== Material provided ==
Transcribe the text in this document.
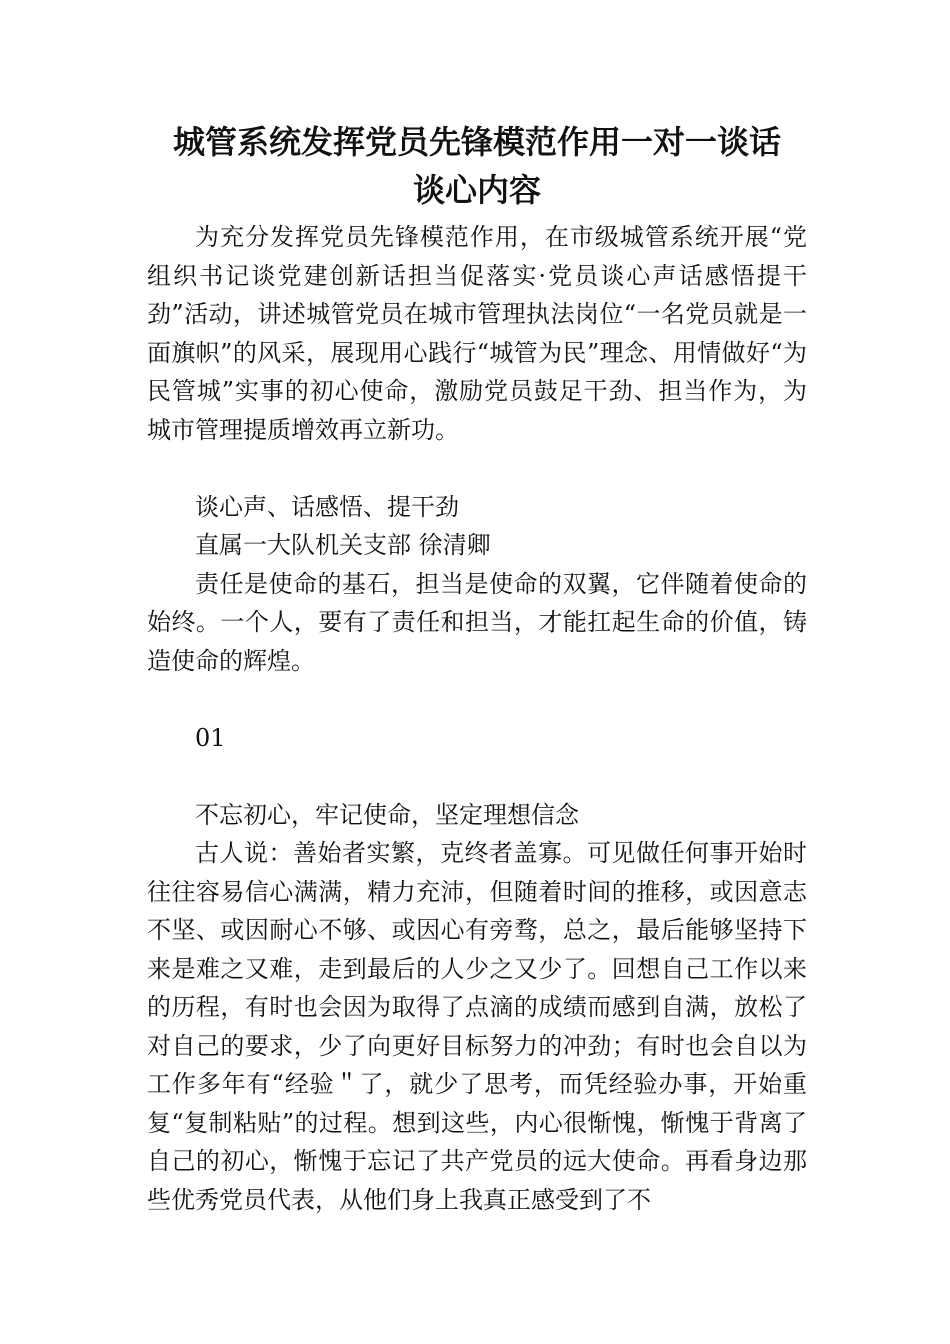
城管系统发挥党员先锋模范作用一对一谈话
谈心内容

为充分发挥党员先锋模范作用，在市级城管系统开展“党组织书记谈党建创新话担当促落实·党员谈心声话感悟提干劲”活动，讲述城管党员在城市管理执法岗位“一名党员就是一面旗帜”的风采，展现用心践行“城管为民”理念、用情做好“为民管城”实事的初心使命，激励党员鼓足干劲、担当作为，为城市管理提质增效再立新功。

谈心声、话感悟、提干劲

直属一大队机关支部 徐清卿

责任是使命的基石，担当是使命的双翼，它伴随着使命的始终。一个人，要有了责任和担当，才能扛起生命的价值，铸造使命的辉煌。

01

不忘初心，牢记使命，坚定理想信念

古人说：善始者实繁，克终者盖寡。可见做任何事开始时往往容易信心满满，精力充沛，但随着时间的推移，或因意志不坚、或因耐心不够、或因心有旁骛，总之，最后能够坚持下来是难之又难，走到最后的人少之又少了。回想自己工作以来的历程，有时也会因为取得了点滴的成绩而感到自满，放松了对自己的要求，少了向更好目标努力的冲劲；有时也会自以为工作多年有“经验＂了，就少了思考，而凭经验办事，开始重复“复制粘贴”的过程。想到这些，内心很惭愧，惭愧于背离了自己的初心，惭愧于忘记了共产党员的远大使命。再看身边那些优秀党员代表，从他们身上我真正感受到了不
===
== Material provided ==
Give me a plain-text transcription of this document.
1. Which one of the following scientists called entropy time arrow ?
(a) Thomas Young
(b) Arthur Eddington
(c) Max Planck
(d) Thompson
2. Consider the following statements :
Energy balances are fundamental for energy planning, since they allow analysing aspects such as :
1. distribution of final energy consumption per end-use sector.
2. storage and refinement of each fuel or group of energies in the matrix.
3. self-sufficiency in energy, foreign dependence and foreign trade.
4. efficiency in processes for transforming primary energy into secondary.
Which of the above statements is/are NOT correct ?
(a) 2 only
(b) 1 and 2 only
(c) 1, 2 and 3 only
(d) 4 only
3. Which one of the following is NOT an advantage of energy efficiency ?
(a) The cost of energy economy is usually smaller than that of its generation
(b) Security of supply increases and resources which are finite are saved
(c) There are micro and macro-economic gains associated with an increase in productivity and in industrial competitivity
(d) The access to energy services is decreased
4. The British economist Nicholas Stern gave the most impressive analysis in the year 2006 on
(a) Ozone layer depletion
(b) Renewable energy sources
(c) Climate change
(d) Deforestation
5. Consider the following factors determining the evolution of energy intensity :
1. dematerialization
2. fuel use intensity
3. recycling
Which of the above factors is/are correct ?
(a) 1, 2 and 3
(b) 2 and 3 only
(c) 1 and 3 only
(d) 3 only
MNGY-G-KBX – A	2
===
Search the data above for the string "Consider" and return every line that has it.

2. Consider the following statements :
5. Consider the following factors determining the evolution of energy intensity :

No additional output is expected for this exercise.